+++ SUPPLIED ENTRIES
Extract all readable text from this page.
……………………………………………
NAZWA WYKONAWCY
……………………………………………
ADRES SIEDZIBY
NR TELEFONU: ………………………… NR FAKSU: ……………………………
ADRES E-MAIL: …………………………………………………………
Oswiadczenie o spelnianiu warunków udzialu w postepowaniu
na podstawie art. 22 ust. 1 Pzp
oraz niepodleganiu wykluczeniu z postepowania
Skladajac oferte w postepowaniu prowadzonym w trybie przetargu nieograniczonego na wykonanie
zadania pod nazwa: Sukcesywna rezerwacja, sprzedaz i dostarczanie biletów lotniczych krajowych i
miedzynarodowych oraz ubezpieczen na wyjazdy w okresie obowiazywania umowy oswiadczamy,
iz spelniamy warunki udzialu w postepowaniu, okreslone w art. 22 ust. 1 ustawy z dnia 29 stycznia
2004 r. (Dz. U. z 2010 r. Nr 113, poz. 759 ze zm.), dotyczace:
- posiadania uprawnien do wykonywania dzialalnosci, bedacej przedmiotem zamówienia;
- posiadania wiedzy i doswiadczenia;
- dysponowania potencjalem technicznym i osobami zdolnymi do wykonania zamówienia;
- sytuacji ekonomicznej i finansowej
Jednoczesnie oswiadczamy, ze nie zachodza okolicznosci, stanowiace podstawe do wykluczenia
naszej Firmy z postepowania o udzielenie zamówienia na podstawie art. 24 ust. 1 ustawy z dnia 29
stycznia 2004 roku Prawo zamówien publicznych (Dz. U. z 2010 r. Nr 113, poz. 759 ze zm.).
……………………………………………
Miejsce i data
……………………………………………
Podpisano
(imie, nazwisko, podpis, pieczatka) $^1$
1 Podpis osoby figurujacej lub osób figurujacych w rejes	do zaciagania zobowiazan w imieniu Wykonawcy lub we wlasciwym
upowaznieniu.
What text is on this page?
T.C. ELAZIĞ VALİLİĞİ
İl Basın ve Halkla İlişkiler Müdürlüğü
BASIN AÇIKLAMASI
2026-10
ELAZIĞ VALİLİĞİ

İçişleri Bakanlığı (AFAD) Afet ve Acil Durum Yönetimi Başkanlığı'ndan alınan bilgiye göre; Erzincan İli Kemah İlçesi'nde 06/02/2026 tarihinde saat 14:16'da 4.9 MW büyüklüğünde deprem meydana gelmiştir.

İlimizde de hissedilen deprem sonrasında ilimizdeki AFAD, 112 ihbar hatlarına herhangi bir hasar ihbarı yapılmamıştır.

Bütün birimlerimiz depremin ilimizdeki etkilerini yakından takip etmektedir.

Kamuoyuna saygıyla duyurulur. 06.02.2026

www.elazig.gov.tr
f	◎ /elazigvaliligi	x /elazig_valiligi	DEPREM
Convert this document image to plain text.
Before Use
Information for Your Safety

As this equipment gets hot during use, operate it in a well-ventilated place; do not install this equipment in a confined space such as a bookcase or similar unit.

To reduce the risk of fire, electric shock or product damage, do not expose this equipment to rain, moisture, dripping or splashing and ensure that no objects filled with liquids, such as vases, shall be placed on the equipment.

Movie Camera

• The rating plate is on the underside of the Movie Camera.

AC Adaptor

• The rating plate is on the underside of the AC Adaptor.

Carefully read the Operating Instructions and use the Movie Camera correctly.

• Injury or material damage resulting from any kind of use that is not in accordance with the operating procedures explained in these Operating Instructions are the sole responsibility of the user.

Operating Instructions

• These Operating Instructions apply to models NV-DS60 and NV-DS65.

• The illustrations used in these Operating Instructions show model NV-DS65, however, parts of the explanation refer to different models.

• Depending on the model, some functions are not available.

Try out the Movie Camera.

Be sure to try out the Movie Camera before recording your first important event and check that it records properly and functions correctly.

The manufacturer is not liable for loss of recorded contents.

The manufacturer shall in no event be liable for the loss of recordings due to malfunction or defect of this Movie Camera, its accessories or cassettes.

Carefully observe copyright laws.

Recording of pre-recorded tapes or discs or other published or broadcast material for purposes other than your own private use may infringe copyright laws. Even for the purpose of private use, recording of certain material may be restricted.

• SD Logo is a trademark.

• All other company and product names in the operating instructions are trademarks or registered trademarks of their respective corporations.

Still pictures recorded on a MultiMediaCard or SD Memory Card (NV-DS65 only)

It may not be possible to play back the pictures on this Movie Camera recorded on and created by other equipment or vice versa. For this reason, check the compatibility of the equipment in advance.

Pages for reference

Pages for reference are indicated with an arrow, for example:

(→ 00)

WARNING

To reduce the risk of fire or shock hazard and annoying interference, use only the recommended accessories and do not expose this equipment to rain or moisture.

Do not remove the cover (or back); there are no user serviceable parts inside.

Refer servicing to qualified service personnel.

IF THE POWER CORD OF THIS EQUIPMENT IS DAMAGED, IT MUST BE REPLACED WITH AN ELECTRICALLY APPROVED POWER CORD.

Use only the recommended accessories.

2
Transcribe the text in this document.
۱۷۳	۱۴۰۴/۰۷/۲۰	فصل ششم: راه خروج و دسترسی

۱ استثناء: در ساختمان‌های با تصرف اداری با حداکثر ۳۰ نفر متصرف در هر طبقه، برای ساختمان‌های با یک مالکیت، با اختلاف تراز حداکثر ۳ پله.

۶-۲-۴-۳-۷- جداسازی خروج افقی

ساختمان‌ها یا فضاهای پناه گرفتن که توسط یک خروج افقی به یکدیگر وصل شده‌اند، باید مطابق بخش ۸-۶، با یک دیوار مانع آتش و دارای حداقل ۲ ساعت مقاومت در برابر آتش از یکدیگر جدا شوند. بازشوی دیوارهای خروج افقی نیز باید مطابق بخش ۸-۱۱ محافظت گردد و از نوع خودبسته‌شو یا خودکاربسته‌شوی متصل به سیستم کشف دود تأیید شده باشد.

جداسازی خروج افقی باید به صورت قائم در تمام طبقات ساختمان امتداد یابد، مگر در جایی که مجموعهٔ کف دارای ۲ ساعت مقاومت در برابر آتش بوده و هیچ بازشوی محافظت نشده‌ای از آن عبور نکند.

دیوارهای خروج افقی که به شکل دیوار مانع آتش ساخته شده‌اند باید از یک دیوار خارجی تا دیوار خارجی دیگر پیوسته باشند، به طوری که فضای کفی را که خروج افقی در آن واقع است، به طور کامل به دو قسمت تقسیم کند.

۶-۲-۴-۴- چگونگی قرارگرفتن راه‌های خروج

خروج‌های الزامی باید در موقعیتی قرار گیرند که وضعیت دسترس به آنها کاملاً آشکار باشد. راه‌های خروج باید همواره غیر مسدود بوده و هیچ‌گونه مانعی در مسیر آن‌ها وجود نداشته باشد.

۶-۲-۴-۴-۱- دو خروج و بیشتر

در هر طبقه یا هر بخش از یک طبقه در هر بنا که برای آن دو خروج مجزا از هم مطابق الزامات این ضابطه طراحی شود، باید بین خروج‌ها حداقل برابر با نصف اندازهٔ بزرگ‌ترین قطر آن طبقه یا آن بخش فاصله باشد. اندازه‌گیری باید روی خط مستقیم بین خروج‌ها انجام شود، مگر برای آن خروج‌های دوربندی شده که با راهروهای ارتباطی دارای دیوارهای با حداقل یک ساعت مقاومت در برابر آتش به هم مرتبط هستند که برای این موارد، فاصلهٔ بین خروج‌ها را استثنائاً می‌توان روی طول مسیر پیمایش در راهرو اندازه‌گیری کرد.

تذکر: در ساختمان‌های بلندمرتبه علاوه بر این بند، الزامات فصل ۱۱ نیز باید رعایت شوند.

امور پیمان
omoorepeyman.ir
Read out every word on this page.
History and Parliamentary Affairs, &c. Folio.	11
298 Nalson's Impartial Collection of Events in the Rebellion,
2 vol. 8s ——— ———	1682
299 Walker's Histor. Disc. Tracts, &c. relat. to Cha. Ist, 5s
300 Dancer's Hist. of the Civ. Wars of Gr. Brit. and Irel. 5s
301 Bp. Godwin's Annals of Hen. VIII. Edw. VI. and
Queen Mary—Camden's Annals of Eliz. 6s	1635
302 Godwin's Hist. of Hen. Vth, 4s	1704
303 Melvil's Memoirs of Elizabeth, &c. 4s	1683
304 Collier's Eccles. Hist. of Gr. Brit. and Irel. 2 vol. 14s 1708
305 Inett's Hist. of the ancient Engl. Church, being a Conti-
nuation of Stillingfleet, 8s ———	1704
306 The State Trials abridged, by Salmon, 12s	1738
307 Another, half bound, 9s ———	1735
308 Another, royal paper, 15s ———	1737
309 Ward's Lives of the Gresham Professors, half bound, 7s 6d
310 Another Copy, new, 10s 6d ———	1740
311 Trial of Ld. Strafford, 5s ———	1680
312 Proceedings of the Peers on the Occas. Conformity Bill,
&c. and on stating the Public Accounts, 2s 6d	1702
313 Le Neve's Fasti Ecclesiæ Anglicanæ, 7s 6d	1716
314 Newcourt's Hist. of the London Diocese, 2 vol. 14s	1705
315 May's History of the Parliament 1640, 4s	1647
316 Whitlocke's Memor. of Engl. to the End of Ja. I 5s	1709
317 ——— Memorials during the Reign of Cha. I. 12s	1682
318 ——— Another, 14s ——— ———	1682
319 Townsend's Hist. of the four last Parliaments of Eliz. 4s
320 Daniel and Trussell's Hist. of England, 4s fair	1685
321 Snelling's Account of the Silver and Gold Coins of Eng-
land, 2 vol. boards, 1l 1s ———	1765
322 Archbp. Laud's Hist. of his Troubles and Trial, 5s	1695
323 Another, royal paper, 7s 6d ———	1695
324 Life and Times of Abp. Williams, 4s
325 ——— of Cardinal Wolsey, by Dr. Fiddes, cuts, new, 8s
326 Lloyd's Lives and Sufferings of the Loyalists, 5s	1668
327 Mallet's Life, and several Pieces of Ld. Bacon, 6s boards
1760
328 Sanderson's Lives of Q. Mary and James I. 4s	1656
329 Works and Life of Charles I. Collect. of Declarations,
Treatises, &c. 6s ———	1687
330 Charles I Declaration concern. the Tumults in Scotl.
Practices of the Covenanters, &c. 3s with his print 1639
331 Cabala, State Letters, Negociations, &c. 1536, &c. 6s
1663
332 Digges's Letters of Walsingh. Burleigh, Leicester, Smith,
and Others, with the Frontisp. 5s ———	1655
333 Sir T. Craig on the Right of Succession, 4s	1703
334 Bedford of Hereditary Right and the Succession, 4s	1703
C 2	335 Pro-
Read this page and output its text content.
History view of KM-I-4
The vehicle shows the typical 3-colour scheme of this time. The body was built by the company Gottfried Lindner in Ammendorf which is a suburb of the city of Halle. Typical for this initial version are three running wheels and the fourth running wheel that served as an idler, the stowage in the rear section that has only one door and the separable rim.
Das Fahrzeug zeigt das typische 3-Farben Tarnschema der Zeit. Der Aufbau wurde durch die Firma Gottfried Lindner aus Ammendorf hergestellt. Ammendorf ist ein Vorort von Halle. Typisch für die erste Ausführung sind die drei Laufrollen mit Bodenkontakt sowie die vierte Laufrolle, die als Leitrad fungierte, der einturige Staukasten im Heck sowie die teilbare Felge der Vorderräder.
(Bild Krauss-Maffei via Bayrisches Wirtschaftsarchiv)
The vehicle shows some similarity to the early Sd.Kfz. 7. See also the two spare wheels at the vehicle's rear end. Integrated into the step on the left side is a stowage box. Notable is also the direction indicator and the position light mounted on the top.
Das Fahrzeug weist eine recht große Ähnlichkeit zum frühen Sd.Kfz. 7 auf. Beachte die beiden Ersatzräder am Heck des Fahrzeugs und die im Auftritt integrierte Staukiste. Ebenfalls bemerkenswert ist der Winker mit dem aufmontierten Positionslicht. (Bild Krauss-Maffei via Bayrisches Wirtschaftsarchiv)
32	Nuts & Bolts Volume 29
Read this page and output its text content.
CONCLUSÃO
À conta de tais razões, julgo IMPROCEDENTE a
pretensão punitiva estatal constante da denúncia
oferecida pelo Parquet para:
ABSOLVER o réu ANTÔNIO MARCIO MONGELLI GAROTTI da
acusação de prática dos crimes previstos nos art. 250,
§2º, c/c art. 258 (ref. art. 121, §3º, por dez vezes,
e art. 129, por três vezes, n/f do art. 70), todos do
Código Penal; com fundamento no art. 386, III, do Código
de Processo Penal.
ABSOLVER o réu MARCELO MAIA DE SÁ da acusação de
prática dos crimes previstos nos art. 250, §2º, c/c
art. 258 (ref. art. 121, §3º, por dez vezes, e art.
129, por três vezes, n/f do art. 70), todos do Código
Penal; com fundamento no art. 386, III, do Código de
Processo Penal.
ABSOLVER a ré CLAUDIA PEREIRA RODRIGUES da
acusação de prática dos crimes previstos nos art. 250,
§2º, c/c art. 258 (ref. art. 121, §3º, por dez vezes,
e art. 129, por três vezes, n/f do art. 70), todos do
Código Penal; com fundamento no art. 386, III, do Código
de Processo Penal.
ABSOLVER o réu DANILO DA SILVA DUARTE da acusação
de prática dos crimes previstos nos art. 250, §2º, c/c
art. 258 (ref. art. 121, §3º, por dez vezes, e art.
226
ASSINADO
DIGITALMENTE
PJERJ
++++++
= SHORT PROBLEM =
Go over the records above and tally the lines with the word "shall" in them. Give the number alone.

= TASK RESPONSE =
2